[Extracted records]
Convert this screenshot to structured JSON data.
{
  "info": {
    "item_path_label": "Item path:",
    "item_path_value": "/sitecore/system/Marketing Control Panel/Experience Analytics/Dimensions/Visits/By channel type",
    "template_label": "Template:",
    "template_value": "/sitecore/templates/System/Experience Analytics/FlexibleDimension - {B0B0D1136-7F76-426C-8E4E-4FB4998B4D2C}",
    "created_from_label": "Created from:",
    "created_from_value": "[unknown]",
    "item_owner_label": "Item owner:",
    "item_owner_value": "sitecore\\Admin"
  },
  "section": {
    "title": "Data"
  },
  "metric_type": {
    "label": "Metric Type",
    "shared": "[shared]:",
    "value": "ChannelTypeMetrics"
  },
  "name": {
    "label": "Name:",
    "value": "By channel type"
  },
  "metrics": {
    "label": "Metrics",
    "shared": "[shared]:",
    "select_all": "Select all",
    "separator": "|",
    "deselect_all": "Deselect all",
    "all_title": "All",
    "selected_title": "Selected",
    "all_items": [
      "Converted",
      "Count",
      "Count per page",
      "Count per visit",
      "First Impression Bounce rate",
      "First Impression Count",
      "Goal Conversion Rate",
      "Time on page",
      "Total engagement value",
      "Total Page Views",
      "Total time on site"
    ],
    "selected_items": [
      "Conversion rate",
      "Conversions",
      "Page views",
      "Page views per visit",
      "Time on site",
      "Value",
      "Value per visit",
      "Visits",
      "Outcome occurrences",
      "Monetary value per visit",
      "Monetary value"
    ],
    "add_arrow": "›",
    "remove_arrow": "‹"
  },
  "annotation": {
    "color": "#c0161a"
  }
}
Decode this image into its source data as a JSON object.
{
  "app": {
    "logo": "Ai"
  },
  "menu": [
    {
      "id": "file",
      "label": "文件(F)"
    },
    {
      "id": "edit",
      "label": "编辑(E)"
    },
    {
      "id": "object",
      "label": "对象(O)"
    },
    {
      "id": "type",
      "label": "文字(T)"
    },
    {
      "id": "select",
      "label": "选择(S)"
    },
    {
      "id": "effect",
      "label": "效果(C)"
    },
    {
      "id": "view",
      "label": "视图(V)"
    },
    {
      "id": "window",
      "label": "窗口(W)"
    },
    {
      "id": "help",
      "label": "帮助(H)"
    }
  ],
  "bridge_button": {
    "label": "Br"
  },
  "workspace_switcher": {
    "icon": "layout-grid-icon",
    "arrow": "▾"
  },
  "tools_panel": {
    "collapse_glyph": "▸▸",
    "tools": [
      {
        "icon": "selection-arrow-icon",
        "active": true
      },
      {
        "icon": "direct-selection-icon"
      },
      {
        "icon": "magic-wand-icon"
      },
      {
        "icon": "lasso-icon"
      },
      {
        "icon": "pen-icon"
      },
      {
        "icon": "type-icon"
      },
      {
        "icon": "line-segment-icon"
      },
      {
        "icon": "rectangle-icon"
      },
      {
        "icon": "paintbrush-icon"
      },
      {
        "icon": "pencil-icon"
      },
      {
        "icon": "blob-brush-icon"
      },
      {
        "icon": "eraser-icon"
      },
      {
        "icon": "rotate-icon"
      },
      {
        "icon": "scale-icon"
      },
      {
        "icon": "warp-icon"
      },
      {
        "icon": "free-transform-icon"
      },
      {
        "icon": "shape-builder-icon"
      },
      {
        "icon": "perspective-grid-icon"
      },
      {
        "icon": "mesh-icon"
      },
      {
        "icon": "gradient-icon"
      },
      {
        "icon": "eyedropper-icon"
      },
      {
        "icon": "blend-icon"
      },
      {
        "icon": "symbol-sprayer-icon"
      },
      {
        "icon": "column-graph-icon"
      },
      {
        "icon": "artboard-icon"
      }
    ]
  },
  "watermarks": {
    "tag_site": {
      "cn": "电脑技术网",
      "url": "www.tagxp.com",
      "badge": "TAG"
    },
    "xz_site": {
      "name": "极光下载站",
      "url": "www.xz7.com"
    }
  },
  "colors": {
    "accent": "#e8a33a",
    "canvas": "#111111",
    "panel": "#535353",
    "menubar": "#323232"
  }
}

→ **Your goal**
Lines holding the word "Impression" in the entries above are the ones to pull out. Copy them all.

→ **Final result**
      "First Impression Bounce rate",
      "First Impression Count",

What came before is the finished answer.